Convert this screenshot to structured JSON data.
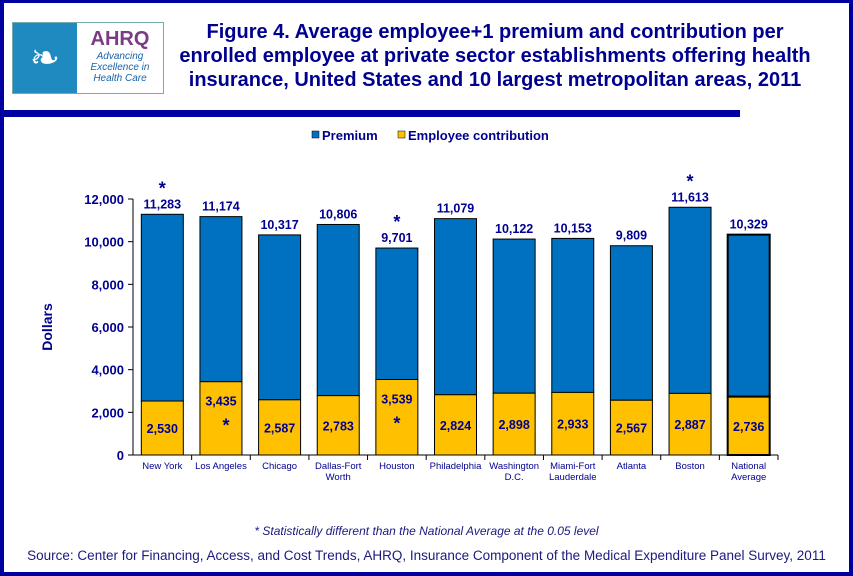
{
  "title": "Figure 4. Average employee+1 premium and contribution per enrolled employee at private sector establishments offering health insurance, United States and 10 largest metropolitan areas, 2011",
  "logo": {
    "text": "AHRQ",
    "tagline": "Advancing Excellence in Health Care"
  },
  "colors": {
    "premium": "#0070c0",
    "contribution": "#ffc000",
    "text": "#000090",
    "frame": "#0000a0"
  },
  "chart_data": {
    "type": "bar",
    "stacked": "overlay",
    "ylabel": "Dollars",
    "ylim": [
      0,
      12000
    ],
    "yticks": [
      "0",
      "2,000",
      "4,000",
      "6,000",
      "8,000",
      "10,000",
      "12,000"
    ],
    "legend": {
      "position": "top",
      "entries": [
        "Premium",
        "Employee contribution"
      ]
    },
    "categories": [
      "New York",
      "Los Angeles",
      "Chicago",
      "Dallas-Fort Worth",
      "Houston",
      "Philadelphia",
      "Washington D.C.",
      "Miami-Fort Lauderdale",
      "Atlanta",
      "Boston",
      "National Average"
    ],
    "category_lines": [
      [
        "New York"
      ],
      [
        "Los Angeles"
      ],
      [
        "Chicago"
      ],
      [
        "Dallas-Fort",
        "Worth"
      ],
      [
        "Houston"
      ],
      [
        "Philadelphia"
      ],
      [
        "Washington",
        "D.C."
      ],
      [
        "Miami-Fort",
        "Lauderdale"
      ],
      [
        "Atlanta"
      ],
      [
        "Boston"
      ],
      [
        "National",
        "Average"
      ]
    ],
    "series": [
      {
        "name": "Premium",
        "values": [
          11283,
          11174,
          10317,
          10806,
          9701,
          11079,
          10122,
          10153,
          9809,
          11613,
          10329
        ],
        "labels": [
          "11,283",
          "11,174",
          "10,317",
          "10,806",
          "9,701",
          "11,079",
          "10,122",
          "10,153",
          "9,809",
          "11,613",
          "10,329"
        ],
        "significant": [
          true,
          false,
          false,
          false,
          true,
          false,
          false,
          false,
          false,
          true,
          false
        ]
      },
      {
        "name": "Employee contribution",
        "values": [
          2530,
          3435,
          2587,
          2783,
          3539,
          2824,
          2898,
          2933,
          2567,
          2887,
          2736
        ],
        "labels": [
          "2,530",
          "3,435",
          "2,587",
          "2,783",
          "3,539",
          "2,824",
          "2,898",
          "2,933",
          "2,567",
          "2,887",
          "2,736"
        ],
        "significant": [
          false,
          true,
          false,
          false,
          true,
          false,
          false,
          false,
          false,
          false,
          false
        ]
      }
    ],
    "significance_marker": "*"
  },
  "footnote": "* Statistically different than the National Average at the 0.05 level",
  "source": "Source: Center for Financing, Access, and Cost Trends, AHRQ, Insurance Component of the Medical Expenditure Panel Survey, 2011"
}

+ + + + +

Copy the records exactly. Skip the pictures.

** Answer below **
Convert this screenshot to structured JSON data.
{
  "title": "Figure 4. Average employee+1 premium and contribution per enrolled employee at private sector establishments offering health insurance, United States and 10 largest metropolitan areas, 2011",
  "logo": {
    "text": "AHRQ",
    "tagline": "Advancing Excellence in Health Care"
  },
  "colors": {
    "premium": "#0070c0",
    "contribution": "#ffc000",
    "text": "#000090",
    "frame": "#0000a0"
  },
  "chart_data": {
    "type": "bar",
    "stacked": "overlay",
    "ylabel": "Dollars",
    "ylim": [
      0,
      12000
    ],
    "yticks": [
      "0",
      "2,000",
      "4,000",
      "6,000",
      "8,000",
      "10,000",
      "12,000"
    ],
    "legend": {
      "position": "top",
      "entries": [
        "Premium",
        "Employee contribution"
      ]
    },
    "categories": [
      "New York",
      "Los Angeles",
      "Chicago",
      "Dallas-Fort Worth",
      "Houston",
      "Philadelphia",
      "Washington D.C.",
      "Miami-Fort Lauderdale",
      "Atlanta",
      "Boston",
      "National Average"
    ],
    "category_lines": [
      [
        "New York"
      ],
      [
        "Los Angeles"
      ],
      [
        "Chicago"
      ],
      [
        "Dallas-Fort",
        "Worth"
      ],
      [
        "Houston"
      ],
      [
        "Philadelphia"
      ],
      [
        "Washington",
        "D.C."
      ],
      [
        "Miami-Fort",
        "Lauderdale"
      ],
      [
        "Atlanta"
      ],
      [
        "Boston"
      ],
      [
        "National",
        "Average"
      ]
    ],
    "series": [
      {
        "name": "Premium",
        "values": [
          11283,
          11174,
          10317,
          10806,
          9701,
          11079,
          10122,
          10153,
          9809,
          11613,
          10329
        ],
        "labels": [
          "11,283",
          "11,174",
          "10,317",
          "10,806",
          "9,701",
          "11,079",
          "10,122",
          "10,153",
          "9,809",
          "11,613",
          "10,329"
        ],
        "significant": [
          true,
          false,
          false,
          false,
          true,
          false,
          false,
          false,
          false,
          true,
          false
        ]
      },
      {
        "name": "Employee contribution",
        "values": [
          2530,
          3435,
          2587,
          2783,
          3539,
          2824,
          2898,
          2933,
          2567,
          2887,
          2736
        ],
        "labels": [
          "2,530",
          "3,435",
          "2,587",
          "2,783",
          "3,539",
          "2,824",
          "2,898",
          "2,933",
          "2,567",
          "2,887",
          "2,736"
        ],
        "significant": [
          false,
          true,
          false,
          false,
          true,
          false,
          false,
          false,
          false,
          false,
          false
        ]
      }
    ],
    "significance_marker": "*"
  },
  "footnote": "* Statistically different than the National Average at the 0.05 level",
  "source": "Source: Center for Financing, Access, and Cost Trends, AHRQ, Insurance Component of the Medical Expenditure Panel Survey, 2011"
}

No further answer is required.